> _WHAT YOU WILL DO_
Write out all lines holding the word "name".

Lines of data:

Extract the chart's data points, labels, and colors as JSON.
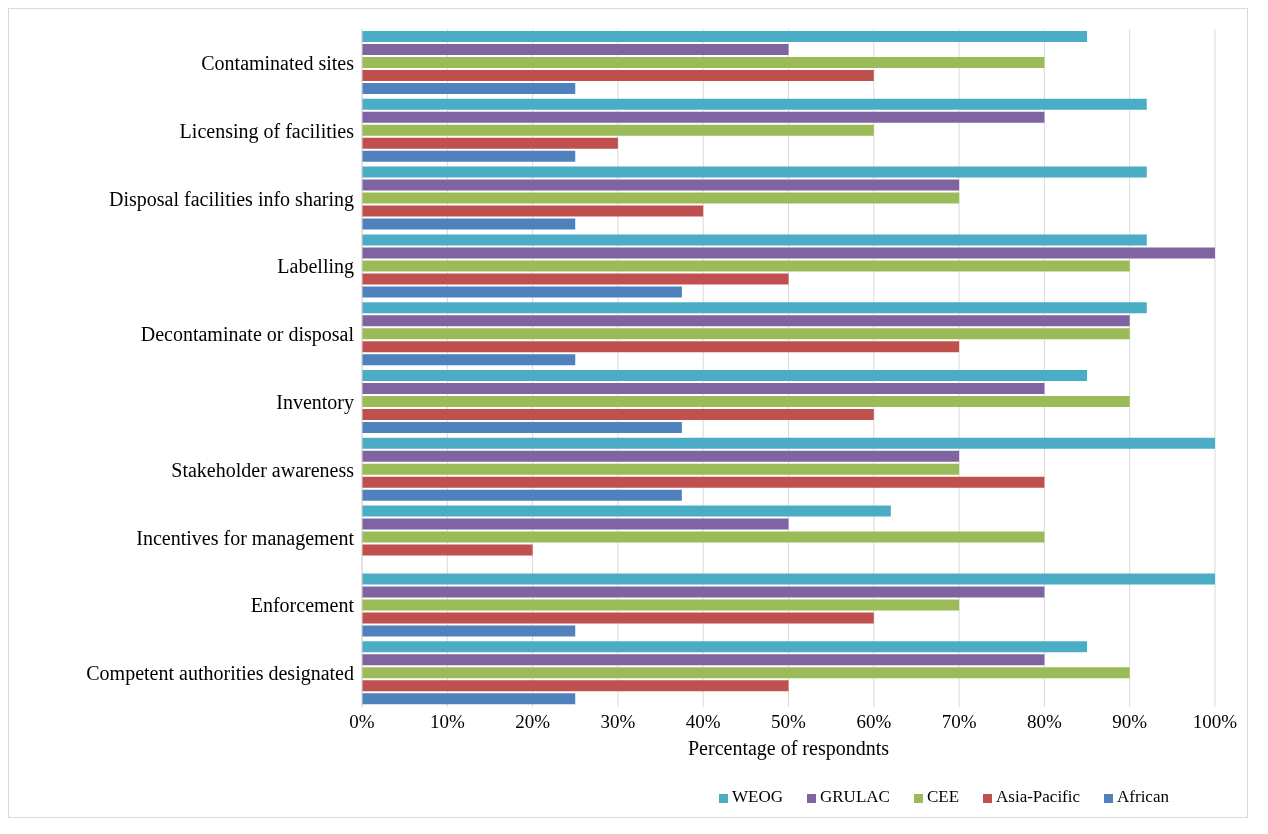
{
  "chart_data": {
    "type": "bar",
    "orientation": "horizontal",
    "xlabel": "Percentage  of respondnts",
    "categories": [
      "Contaminated sites",
      "Licensing of facilities",
      "Disposal facilities info sharing",
      "Labelling",
      "Decontaminate or disposal",
      "Inventory",
      "Stakeholder awareness",
      "Incentives for management",
      "Enforcement",
      "Competent authorities designated"
    ],
    "series": [
      {
        "name": "WEOG",
        "color": "#4bacc6",
        "values": [
          85,
          92,
          92,
          92,
          92,
          85,
          100,
          62,
          100,
          85
        ]
      },
      {
        "name": "GRULAC",
        "color": "#8064a2",
        "values": [
          50,
          80,
          70,
          100,
          90,
          80,
          70,
          50,
          80,
          80
        ]
      },
      {
        "name": "CEE",
        "color": "#9bbb59",
        "values": [
          80,
          60,
          70,
          90,
          90,
          90,
          70,
          80,
          70,
          90
        ]
      },
      {
        "name": "Asia-Pacific",
        "color": "#c0504d",
        "values": [
          60,
          30,
          40,
          50,
          70,
          60,
          80,
          20,
          60,
          50
        ]
      },
      {
        "name": "African",
        "color": "#4f81bd",
        "values": [
          25,
          25,
          25,
          37.5,
          25,
          37.5,
          37.5,
          null,
          25,
          25
        ]
      }
    ],
    "xlim": [
      0,
      100
    ],
    "xticks": [
      {
        "value": 0,
        "label": "0%"
      },
      {
        "value": 10,
        "label": "10%"
      },
      {
        "value": 20,
        "label": "20%"
      },
      {
        "value": 30,
        "label": "30%"
      },
      {
        "value": 40,
        "label": "40%"
      },
      {
        "value": 50,
        "label": "50%"
      },
      {
        "value": 60,
        "label": "60%"
      },
      {
        "value": 70,
        "label": "70%"
      },
      {
        "value": 80,
        "label": "80%"
      },
      {
        "value": 90,
        "label": "90%"
      },
      {
        "value": 100,
        "label": "100%"
      }
    ],
    "grid": "x",
    "legend": "bottom"
  }
}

> _RESPONSE_
        "name": "WEOG",
        "name": "GRULAC",
        "name": "CEE",
        "name": "Asia-Pacific",
        "name": "African",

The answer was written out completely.